- _RESULTADO ESPERADO_:
Segundo o trecho sobre o coletivo Pretas em Desterro, em que ano e em que ocasião o coletivo foi formado?

- _TRECHO FORNECIDO_:
= = = = =
Formado em 2015 na ocasião da Marcha de Mulheres Negras, o coletivo Pretas em Desterro é um dos movimentos sociais que tenta alterar esse cenário no Estado. Para além do racismo, a integrante Cristiane Mare, que também é secretária de mulheres da União de Negras e Negros pela Liberdade em SC (Unegro), também relaciona esses assassinatos à questão econômica. Para ela, o empoderamento é fundamental para o enfrentamento da violência doméstica, que tende a mostrar-se de inúmeras maneiras antes da morte.
— Quando levamos em consideração a interseccionalidade, que lembra do impacto da raça, do gênero, da orientação sexual e da classe social, nos deparamos com enormes diferenças. Nós, mulheres negras, temos menos oportunidades. Ao mesmo tempo, somos alvos mais fáceis. Não ter nenhuma mulher negra, inclusive na sua redação, impacta no crescimento e na manutenção dessa violência, porque temos mais dificuldade em sair do ciclo violento — detalha Cristiane, que também integra o Conselho de Direitos das Mulheres de Palhoça, e diz que esse contexto está associado à escravidão, mas que é reforçado pelas escolhas cotidianas.
= = = = =
(Dados armazenados)
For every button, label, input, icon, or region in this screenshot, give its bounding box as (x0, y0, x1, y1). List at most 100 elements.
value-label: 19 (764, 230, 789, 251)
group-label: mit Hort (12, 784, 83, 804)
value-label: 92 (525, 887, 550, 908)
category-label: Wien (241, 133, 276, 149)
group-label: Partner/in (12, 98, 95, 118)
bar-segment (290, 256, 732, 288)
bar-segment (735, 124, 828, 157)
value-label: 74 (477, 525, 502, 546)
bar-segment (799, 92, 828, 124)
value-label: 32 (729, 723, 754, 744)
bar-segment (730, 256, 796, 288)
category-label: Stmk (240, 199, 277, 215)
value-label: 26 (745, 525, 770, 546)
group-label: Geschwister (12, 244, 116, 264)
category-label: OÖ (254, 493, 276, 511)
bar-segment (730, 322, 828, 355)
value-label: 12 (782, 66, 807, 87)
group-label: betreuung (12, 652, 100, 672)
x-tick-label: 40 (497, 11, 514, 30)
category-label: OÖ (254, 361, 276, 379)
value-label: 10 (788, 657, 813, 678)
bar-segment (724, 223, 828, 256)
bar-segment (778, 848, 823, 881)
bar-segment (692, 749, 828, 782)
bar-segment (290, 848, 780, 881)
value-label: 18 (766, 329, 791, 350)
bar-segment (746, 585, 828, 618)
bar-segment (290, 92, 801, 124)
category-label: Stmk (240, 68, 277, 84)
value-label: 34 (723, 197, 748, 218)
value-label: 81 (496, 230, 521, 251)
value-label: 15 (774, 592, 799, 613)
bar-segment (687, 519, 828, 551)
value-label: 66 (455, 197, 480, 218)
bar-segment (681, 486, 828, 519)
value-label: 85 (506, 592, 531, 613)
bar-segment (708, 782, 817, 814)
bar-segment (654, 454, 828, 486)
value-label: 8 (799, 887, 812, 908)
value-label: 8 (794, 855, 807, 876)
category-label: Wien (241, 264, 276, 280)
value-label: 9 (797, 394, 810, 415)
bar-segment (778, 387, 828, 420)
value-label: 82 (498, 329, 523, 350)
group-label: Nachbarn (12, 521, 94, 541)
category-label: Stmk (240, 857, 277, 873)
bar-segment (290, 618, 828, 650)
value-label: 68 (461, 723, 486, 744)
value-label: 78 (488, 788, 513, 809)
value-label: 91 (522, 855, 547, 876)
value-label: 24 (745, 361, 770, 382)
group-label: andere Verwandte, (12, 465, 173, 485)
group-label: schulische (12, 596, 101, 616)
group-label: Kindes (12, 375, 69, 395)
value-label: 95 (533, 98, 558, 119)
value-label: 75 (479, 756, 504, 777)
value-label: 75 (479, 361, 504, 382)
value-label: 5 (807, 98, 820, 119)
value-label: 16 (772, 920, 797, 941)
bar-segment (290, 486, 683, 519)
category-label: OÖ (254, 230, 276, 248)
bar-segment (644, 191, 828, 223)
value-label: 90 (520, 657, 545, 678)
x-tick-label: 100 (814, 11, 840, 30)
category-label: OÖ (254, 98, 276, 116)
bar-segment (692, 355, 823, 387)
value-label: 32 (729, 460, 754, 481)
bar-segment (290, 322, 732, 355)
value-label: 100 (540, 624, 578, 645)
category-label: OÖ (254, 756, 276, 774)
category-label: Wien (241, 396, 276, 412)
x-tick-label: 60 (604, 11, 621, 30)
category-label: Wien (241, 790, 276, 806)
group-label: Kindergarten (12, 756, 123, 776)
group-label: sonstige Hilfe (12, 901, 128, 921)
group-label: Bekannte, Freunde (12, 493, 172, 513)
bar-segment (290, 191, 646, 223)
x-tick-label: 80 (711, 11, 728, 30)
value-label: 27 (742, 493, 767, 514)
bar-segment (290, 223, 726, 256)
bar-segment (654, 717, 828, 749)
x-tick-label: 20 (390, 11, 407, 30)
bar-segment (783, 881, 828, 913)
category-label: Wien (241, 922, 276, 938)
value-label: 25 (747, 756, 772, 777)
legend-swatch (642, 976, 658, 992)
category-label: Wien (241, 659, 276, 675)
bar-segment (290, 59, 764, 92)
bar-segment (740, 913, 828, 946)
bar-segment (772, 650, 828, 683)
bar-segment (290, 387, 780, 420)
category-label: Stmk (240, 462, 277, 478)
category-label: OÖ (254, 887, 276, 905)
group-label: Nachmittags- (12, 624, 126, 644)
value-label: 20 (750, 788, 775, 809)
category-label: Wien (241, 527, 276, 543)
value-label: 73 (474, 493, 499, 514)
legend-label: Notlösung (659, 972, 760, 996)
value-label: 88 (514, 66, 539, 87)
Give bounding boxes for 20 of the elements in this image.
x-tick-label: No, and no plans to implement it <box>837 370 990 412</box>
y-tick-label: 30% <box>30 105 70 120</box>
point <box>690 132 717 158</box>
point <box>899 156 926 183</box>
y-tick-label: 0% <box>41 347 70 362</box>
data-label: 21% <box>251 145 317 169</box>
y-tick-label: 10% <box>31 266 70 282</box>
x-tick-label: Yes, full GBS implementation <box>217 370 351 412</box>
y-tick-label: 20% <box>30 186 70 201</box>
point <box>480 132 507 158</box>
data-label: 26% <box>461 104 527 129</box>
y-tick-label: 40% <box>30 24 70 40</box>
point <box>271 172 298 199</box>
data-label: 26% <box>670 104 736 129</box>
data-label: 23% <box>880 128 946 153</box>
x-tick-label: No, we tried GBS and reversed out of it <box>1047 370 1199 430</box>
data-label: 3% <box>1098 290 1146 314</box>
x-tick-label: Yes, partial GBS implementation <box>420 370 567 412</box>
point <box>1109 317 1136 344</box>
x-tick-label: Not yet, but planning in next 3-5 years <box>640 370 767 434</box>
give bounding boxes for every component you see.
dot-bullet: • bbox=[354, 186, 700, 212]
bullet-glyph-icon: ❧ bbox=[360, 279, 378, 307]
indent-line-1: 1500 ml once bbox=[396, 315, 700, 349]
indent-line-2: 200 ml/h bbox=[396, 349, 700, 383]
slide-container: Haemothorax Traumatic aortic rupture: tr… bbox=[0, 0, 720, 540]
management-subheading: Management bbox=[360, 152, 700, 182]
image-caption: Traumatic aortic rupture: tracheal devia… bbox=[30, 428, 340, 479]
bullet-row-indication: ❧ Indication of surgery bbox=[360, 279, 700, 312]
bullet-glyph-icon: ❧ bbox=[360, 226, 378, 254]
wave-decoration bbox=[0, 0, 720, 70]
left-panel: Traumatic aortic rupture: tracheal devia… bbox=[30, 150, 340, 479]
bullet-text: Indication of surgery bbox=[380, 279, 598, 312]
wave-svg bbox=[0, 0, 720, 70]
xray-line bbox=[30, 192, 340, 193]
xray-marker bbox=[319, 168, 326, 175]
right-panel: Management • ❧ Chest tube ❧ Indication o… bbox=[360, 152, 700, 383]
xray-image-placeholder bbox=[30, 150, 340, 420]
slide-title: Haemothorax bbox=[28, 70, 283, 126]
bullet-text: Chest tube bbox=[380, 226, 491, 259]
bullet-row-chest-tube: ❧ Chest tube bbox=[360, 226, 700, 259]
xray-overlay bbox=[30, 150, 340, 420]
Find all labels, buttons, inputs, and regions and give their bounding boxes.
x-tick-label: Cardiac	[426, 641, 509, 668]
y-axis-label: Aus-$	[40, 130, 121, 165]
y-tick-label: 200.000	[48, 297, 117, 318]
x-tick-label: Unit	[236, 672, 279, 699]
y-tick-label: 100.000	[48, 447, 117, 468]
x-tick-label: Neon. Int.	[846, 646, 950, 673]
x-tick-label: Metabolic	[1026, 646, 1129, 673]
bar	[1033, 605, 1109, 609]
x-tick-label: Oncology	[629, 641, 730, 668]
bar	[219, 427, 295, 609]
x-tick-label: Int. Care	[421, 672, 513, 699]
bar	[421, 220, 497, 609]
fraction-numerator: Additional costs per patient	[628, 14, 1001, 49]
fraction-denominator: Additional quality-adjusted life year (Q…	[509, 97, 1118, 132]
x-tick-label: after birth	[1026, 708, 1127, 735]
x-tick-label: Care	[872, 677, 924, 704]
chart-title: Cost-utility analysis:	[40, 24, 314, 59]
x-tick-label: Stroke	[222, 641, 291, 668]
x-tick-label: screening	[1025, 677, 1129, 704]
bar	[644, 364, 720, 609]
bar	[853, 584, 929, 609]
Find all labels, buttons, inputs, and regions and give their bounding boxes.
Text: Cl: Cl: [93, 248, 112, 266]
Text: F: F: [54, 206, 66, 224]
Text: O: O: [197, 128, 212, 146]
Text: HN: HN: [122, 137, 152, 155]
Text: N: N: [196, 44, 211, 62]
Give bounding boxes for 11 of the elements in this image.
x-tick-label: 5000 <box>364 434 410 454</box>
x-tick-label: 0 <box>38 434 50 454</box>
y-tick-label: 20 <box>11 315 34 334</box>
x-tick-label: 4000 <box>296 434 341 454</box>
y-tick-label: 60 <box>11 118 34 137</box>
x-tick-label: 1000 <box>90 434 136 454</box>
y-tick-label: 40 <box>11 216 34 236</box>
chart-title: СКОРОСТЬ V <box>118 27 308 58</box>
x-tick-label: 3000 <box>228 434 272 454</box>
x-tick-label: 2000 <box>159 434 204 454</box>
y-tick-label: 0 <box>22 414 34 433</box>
= = = = =
- _RESPOSTA COMPLETA_:
Em 2015, na ocasião da Marcha de Mulheres Negras.